GIVEN PROBLEM >> Below are the records; copy each line in them that holds the word "Tips".

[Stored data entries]
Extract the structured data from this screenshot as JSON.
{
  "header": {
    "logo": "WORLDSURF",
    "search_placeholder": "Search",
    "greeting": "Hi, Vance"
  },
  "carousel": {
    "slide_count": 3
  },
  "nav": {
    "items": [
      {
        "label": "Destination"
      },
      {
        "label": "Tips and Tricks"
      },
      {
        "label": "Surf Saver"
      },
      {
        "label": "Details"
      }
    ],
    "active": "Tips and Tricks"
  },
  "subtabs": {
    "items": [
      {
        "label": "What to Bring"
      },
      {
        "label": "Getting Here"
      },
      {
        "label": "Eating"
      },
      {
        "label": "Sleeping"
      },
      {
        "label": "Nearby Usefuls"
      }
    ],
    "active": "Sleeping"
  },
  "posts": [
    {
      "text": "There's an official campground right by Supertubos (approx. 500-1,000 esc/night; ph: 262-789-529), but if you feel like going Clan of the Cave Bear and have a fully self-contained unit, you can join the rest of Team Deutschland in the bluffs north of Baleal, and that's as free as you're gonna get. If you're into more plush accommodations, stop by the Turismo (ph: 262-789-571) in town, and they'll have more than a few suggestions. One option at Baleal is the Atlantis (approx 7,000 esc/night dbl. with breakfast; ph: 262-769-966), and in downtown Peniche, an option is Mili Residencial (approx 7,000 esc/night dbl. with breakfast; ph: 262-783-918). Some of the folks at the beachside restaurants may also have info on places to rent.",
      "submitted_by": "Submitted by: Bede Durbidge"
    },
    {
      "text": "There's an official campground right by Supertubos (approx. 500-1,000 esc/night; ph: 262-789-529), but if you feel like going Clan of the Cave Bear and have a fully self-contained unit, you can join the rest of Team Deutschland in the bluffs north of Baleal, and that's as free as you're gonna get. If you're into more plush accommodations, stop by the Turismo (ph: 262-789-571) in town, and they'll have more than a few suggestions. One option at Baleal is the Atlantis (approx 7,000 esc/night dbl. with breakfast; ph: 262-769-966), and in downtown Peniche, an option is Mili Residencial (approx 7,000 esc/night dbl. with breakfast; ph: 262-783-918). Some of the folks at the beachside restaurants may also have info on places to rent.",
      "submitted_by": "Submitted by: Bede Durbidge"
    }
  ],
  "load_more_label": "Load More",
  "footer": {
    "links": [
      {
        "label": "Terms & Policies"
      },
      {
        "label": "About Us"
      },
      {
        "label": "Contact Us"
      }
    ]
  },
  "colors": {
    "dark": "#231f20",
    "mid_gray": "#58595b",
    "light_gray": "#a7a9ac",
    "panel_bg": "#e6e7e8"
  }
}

ANSWER TO THIS TASK >>
        "label": "Tips and Tricks"
    "active": "Tips and Tricks"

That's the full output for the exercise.